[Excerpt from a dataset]

══════

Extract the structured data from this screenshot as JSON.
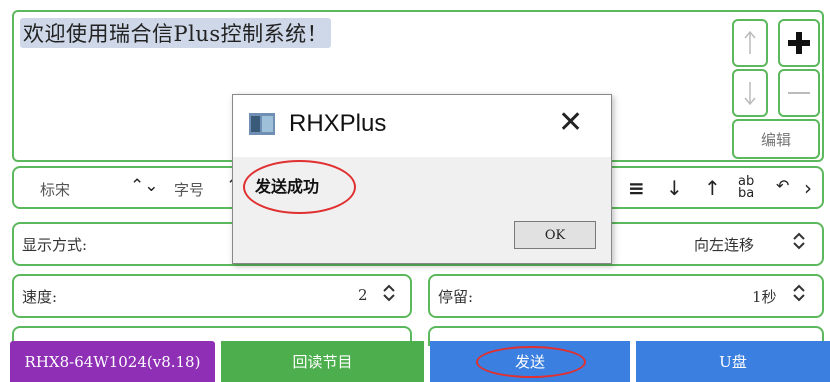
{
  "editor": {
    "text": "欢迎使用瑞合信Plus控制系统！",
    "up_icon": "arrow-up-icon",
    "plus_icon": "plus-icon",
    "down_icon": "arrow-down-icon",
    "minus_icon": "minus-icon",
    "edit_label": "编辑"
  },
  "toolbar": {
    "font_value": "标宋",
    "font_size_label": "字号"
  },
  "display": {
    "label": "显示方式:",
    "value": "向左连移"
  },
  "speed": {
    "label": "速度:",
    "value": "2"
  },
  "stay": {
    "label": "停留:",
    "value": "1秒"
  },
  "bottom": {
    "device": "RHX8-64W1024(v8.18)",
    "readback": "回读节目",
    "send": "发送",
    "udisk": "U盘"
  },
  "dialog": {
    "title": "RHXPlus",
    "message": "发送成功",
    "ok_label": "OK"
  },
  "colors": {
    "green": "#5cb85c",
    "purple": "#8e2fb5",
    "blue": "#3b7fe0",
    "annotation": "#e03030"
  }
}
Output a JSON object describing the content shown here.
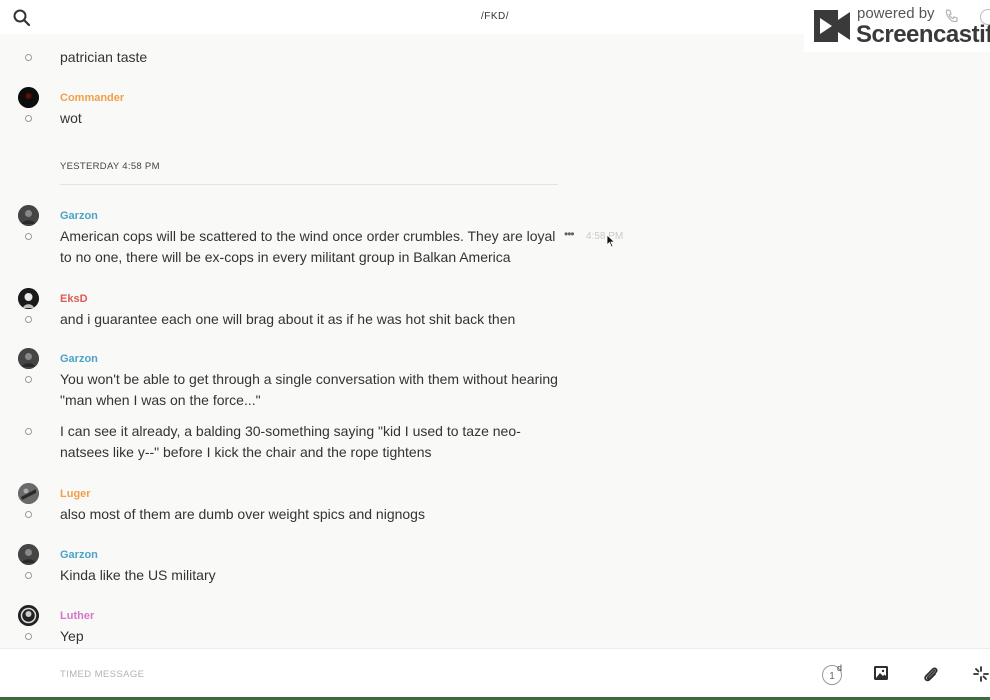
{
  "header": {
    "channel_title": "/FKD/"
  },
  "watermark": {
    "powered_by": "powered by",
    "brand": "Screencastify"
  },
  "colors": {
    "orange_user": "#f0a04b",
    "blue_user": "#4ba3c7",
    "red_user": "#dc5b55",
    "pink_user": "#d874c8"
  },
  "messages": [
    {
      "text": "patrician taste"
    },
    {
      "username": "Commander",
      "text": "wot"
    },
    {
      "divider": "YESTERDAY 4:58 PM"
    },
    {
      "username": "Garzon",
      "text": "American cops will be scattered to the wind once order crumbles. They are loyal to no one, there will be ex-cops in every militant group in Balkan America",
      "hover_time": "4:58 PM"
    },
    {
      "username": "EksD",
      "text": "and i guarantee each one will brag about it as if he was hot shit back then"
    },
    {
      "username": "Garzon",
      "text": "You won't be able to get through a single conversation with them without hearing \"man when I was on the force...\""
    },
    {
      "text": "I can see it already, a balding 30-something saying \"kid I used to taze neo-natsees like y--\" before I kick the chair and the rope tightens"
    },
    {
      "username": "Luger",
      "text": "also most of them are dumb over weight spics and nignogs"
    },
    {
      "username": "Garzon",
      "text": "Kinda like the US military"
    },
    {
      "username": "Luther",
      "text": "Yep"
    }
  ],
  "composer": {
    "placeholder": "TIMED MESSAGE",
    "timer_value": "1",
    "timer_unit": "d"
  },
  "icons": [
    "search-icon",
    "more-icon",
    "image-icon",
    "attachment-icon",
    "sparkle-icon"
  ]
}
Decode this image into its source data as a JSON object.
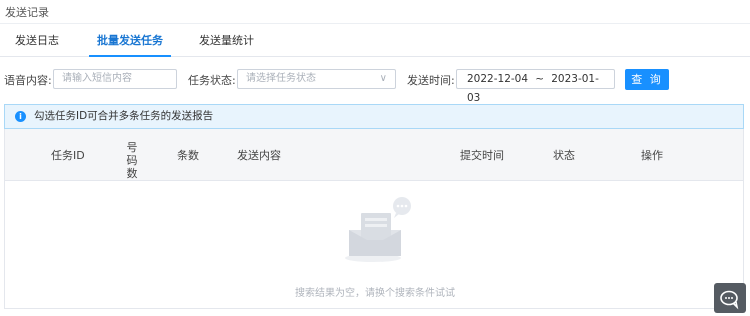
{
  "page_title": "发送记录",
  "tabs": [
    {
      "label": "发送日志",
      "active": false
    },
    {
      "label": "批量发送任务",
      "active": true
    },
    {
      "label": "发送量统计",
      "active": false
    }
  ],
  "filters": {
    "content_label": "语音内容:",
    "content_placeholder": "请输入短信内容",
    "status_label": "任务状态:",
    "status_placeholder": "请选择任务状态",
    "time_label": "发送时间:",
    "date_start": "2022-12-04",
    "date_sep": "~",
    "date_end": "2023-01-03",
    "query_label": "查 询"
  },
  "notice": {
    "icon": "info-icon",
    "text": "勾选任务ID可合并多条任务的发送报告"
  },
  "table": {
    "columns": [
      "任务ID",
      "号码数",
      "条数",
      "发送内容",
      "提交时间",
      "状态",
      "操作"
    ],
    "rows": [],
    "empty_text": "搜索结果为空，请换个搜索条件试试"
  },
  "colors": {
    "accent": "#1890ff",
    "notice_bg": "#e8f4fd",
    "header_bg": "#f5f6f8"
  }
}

══════

What needs to be done: Show the lines of the records that include the string "like".

Problem solution:
      "text": "I can see it already, a balding 30-something saying \"kid I used to taze neo-natsees like y--\" before I kick the chair and the rope tightens"
      "text": "Kinda like the US military"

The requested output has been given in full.